** Exercise task **
Extract all lines in the data that contain the word "Chas".

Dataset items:
◆ ◆ ◆ ◆
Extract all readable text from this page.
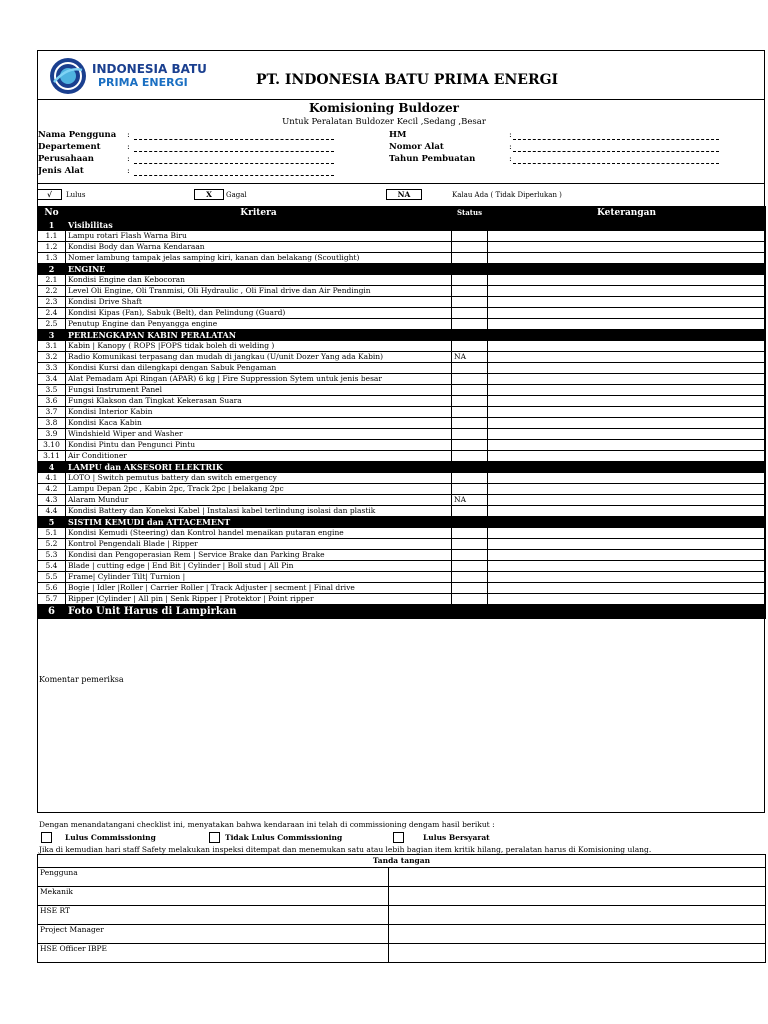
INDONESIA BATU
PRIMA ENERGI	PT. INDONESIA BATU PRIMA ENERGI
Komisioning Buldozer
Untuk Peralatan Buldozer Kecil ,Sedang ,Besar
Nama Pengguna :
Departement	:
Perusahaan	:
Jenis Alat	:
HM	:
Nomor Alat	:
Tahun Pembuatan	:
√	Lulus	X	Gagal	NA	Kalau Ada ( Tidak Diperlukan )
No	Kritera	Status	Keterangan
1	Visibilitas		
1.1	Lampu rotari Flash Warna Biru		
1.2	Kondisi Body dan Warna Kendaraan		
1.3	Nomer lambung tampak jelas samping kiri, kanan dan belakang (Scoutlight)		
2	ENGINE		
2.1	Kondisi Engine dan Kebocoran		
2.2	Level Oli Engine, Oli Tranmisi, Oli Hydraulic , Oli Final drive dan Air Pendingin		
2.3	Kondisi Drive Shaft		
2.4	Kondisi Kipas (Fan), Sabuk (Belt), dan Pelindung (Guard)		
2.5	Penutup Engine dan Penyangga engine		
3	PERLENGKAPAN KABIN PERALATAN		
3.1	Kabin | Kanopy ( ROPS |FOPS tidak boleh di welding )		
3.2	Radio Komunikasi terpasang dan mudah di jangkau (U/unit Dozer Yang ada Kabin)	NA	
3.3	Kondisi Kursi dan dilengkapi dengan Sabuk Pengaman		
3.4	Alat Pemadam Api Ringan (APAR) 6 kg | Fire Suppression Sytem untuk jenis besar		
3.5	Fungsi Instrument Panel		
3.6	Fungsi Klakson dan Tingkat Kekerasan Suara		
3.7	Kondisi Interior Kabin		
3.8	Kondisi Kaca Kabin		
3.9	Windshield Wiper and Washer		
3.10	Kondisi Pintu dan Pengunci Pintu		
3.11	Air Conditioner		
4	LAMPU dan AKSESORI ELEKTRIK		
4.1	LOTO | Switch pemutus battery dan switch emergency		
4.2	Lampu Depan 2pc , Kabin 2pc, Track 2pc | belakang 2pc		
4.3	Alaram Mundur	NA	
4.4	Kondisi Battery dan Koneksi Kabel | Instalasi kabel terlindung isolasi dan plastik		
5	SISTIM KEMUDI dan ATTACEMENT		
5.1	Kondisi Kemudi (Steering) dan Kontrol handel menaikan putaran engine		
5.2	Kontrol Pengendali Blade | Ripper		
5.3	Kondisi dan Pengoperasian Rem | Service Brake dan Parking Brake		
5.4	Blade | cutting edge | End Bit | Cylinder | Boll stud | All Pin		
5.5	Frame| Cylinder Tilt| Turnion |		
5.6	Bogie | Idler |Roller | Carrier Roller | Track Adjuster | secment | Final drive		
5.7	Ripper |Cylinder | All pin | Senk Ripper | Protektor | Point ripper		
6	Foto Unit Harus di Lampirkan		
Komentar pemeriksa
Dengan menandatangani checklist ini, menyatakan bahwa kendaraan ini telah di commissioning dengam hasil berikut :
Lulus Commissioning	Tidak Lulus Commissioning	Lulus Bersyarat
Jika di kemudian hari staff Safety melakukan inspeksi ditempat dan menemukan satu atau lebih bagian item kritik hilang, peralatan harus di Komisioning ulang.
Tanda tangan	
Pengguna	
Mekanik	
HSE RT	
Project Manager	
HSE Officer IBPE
◆ ◆ ◆ ◆
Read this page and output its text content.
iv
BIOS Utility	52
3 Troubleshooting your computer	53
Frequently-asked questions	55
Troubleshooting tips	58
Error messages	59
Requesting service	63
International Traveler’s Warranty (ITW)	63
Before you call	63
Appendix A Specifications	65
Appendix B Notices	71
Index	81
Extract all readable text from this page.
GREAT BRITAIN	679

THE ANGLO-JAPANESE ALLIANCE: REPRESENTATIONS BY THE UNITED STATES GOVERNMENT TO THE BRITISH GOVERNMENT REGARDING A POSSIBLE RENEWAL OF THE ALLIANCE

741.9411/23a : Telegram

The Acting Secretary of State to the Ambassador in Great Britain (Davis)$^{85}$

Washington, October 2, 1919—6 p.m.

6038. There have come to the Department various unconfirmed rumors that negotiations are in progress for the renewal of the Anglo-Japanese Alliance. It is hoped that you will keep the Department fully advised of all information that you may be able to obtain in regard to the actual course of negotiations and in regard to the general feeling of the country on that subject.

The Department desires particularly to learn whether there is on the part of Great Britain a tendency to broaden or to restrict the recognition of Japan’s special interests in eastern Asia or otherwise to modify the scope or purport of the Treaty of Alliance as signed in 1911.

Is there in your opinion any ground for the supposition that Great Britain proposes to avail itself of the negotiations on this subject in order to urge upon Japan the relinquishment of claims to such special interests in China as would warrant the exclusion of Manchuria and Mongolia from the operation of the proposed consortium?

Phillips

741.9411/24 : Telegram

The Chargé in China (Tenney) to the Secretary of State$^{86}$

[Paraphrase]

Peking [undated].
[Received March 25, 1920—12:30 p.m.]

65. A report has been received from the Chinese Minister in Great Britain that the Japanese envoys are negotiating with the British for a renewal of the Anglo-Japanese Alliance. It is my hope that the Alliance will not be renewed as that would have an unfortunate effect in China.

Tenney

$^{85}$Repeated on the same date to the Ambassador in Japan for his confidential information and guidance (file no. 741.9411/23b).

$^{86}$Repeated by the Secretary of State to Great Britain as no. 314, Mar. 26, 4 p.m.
◆ ◆ ◆ ◆
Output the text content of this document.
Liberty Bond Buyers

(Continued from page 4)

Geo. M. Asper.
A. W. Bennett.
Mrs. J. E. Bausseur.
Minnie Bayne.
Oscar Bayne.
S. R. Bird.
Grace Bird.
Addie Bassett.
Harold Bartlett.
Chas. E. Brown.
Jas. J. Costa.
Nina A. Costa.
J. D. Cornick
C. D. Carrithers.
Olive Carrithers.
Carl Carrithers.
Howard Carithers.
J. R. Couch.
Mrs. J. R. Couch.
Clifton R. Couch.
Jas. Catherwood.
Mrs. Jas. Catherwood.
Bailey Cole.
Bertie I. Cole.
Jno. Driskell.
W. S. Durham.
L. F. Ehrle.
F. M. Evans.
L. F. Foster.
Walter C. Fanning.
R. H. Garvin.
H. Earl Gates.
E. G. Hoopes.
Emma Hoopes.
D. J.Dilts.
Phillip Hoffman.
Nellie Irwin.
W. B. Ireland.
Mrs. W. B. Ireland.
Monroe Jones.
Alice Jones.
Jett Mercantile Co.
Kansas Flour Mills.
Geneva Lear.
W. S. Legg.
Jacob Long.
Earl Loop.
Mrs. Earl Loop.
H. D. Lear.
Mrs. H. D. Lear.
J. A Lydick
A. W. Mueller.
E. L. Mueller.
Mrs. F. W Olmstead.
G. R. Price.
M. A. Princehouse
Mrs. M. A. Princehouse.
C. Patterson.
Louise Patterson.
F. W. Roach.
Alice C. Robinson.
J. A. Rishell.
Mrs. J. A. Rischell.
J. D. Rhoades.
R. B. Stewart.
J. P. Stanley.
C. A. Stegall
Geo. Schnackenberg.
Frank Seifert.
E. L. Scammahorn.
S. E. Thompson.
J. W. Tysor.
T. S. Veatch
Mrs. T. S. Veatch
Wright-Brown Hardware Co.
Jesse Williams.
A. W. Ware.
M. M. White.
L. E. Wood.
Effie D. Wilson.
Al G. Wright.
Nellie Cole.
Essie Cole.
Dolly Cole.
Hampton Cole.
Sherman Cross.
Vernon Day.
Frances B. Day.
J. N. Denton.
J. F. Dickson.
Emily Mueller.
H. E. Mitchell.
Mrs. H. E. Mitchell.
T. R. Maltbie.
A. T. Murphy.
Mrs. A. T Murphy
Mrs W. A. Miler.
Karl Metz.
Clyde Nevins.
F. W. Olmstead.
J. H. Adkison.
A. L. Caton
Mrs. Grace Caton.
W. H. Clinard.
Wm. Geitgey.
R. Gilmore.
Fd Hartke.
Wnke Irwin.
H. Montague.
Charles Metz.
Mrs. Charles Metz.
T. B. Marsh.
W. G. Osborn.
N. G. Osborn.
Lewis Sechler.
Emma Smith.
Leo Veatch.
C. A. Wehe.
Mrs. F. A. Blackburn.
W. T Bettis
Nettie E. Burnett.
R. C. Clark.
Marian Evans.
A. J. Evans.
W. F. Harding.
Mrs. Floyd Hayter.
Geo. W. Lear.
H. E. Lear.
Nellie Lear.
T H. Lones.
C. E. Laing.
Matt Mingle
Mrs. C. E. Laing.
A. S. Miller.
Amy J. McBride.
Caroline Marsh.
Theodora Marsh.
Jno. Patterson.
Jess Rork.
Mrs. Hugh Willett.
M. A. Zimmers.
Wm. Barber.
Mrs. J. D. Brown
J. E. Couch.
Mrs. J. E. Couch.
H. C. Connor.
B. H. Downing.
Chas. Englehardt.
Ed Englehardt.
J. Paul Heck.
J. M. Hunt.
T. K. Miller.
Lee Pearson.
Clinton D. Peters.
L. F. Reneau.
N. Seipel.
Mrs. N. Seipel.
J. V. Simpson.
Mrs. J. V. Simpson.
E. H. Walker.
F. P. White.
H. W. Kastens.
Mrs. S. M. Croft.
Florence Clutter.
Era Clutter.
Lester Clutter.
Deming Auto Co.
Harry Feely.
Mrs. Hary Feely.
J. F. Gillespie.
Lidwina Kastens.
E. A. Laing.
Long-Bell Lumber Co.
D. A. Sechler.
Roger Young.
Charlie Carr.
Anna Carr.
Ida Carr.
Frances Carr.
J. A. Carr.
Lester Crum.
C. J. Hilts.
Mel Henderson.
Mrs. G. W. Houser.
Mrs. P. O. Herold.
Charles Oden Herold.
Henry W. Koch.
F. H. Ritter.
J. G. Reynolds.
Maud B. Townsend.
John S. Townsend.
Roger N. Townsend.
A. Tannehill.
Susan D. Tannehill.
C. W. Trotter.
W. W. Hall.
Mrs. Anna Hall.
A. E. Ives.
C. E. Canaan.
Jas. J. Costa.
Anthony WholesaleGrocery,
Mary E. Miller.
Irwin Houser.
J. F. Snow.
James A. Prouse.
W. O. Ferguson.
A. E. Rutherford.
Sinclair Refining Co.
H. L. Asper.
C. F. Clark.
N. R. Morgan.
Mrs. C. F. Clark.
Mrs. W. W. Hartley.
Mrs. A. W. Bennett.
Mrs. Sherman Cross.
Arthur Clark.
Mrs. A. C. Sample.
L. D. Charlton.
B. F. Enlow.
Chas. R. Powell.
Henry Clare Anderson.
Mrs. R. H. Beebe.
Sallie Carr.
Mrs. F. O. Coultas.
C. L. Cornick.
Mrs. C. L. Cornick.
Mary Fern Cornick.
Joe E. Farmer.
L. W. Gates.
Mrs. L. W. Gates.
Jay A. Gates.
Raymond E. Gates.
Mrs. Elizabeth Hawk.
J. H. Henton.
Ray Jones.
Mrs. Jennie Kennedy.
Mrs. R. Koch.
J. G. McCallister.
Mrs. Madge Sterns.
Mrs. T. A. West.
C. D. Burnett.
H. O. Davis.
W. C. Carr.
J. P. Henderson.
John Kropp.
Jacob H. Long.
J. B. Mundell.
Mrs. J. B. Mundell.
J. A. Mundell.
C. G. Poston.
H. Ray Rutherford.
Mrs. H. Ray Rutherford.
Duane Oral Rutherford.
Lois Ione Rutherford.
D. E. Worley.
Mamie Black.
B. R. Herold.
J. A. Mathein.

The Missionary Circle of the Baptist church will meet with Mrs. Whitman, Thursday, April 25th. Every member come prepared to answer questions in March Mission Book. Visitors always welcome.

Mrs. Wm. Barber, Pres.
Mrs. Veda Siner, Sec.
◆ ◆ ◆ ◆
** Written answer **
Chas. E. Brown.
Chas. Englehardt.
Chas. R. Powell.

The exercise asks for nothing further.